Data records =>
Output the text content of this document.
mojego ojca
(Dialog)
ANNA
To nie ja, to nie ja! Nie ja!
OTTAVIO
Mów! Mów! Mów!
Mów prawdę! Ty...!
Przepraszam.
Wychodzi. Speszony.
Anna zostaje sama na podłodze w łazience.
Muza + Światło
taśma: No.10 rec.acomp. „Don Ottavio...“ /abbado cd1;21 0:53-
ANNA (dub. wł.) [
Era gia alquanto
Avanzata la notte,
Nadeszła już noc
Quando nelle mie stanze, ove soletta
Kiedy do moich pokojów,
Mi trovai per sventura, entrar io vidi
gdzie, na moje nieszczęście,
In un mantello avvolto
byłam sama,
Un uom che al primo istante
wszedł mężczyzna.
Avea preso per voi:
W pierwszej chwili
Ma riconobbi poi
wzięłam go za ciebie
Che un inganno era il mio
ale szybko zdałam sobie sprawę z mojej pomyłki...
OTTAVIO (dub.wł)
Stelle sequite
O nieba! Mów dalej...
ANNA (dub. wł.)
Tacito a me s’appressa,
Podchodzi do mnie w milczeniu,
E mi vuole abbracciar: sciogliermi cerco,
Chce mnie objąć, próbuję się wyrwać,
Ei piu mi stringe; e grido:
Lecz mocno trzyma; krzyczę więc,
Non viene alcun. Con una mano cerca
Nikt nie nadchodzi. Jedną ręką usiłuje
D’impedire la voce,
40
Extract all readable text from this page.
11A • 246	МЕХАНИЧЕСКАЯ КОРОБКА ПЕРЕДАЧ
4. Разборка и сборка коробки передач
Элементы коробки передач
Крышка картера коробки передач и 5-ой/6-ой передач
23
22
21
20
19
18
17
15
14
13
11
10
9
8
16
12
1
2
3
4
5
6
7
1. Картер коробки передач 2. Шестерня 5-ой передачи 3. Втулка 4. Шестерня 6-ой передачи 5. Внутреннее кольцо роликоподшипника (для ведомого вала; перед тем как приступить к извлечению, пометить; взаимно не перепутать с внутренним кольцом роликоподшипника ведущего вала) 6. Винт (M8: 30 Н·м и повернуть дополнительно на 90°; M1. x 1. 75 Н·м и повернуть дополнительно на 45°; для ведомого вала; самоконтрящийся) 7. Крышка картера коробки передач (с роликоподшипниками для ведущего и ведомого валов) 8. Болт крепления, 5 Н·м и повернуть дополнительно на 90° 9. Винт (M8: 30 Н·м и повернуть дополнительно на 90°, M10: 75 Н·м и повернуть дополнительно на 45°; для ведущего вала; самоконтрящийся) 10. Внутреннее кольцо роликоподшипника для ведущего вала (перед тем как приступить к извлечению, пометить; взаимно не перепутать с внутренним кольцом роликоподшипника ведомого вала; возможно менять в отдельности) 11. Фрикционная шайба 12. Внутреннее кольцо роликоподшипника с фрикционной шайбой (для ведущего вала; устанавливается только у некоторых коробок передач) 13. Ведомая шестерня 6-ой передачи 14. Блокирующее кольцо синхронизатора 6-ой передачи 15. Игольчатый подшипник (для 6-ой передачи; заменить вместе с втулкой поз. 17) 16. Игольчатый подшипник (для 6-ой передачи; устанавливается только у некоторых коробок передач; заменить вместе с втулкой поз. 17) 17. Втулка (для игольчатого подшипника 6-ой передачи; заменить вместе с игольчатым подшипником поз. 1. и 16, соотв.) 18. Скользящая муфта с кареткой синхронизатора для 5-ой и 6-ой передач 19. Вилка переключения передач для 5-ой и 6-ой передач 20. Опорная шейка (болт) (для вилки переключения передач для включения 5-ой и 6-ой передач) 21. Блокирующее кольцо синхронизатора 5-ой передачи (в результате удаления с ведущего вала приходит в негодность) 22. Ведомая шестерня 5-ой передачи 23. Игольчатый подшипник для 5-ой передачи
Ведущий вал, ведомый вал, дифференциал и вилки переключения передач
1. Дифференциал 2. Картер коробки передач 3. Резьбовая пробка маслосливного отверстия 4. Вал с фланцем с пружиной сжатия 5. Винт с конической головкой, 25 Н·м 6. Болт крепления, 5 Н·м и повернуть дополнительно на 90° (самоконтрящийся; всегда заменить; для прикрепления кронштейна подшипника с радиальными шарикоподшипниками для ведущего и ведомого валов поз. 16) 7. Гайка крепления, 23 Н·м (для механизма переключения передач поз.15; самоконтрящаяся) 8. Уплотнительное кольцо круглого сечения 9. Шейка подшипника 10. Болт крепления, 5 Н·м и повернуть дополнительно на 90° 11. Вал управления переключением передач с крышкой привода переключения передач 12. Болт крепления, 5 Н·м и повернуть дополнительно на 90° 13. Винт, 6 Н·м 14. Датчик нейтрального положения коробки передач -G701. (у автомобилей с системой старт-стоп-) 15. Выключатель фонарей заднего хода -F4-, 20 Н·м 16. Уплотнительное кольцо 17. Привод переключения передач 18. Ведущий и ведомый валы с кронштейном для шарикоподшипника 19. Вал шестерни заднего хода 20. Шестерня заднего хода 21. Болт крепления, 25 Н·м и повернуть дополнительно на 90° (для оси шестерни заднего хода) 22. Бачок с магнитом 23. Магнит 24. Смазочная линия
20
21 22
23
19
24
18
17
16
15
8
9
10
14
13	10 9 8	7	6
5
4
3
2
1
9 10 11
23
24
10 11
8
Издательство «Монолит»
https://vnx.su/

Exercise requirements =>
Copy out all of the lines above exactly.

Worked answer =>
Output the text content of this document.
mojego ojca
(Dialog)
ANNA
To nie ja, to nie ja! Nie ja!
OTTAVIO
Mów! Mów! Mów!
Mów prawdę! Ty...!
Przepraszam.
Wychodzi. Speszony.
Anna zostaje sama na podłodze w łazience.
Muza + Światło
taśma: No.10 rec.acomp. „Don Ottavio...“ /abbado cd1;21 0:53-
ANNA (dub. wł.) [
Era gia alquanto
Avanzata la notte,
Nadeszła już noc
Quando nelle mie stanze, ove soletta
Kiedy do moich pokojów,
Mi trovai per sventura, entrar io vidi
gdzie, na moje nieszczęście,
In un mantello avvolto
byłam sama,
Un uom che al primo istante
wszedł mężczyzna.
Avea preso per voi:
W pierwszej chwili
Ma riconobbi poi
wzięłam go za ciebie
Che un inganno era il mio
ale szybko zdałam sobie sprawę z mojej pomyłki...
OTTAVIO (dub.wł)
Stelle sequite
O nieba! Mów dalej...
ANNA (dub. wł.)
Tacito a me s’appressa,
Podchodzi do mnie w milczeniu,
E mi vuole abbracciar: sciogliermi cerco,
Chce mnie objąć, próbuję się wyrwać,
Ei piu mi stringe; e grido:
Lecz mocno trzyma; krzyczę więc,
Non viene alcun. Con una mano cerca
Nikt nie nadchodzi. Jedną ręką usiłuje
D’impedire la voce,
40
Extract all readable text from this page.
11A • 246	МЕХАНИЧЕСКАЯ КОРОБКА ПЕРЕДАЧ
4. Разборка и сборка коробки передач
Элементы коробки передач
Крышка картера коробки передач и 5-ой/6-ой передач
23
22
21
20
19
18
17
15
14
13
11
10
9
8
16
12
1
2
3
4
5
6
7
1. Картер коробки передач 2. Шестерня 5-ой передачи 3. Втулка 4. Шестерня 6-ой передачи 5. Внутреннее кольцо роликоподшипника (для ведомого вала; перед тем как приступить к извлечению, пометить; взаимно не перепутать с внутренним кольцом роликоподшипника ведущего вала) 6. Винт (M8: 30 Н·м и повернуть дополнительно на 90°; M1. x 1. 75 Н·м и повернуть дополнительно на 45°; для ведомого вала; самоконтрящийся) 7. Крышка картера коробки передач (с роликоподшипниками для ведущего и ведомого валов) 8. Болт крепления, 5 Н·м и повернуть дополнительно на 90° 9. Винт (M8: 30 Н·м и повернуть дополнительно на 90°, M10: 75 Н·м и повернуть дополнительно на 45°; для ведущего вала; самоконтрящийся) 10. Внутреннее кольцо роликоподшипника для ведущего вала (перед тем как приступить к извлечению, пометить; взаимно не перепутать с внутренним кольцом роликоподшипника ведомого вала; возможно менять в отдельности) 11. Фрикционная шайба 12. Внутреннее кольцо роликоподшипника с фрикционной шайбой (для ведущего вала; устанавливается только у некоторых коробок передач) 13. Ведомая шестерня 6-ой передачи 14. Блокирующее кольцо синхронизатора 6-ой передачи 15. Игольчатый подшипник (для 6-ой передачи; заменить вместе с втулкой поз. 17) 16. Игольчатый подшипник (для 6-ой передачи; устанавливается только у некоторых коробок передач; заменить вместе с втулкой поз. 17) 17. Втулка (для игольчатого подшипника 6-ой передачи; заменить вместе с игольчатым подшипником поз. 1. и 16, соотв.) 18. Скользящая муфта с кареткой синхронизатора для 5-ой и 6-ой передач 19. Вилка переключения передач для 5-ой и 6-ой передач 20. Опорная шейка (болт) (для вилки переключения передач для включения 5-ой и 6-ой передач) 21. Блокирующее кольцо синхронизатора 5-ой передачи (в результате удаления с ведущего вала приходит в негодность) 22. Ведомая шестерня 5-ой передачи 23. Игольчатый подшипник для 5-ой передачи
Ведущий вал, ведомый вал, дифференциал и вилки переключения передач
1. Дифференциал 2. Картер коробки передач 3. Резьбовая пробка маслосливного отверстия 4. Вал с фланцем с пружиной сжатия 5. Винт с конической головкой, 25 Н·м 6. Болт крепления, 5 Н·м и повернуть дополнительно на 90° (самоконтрящийся; всегда заменить; для прикрепления кронштейна подшипника с радиальными шарикоподшипниками для ведущего и ведомого валов поз. 16) 7. Гайка крепления, 23 Н·м (для механизма переключения передач поз.15; самоконтрящаяся) 8. Уплотнительное кольцо круглого сечения 9. Шейка подшипника 10. Болт крепления, 5 Н·м и повернуть дополнительно на 90° 11. Вал управления переключением передач с крышкой привода переключения передач 12. Болт крепления, 5 Н·м и повернуть дополнительно на 90° 13. Винт, 6 Н·м 14. Датчик нейтрального положения коробки передач -G701. (у автомобилей с системой старт-стоп-) 15. Выключатель фонарей заднего хода -F4-, 20 Н·м 16. Уплотнительное кольцо 17. Привод переключения передач 18. Ведущий и ведомый валы с кронштейном для шарикоподшипника 19. Вал шестерни заднего хода 20. Шестерня заднего хода 21. Болт крепления, 25 Н·м и повернуть дополнительно на 90° (для оси шестерни заднего хода) 22. Бачок с магнитом 23. Магнит 24. Смазочная линия
20
21 22
23
19
24
18
17
16
15
8
9
10
14
13	10 9 8	7	6
5
4
3
2
1
9 10 11
23
24
10 11
8
Издательство «Монолит»
https://vnx.su/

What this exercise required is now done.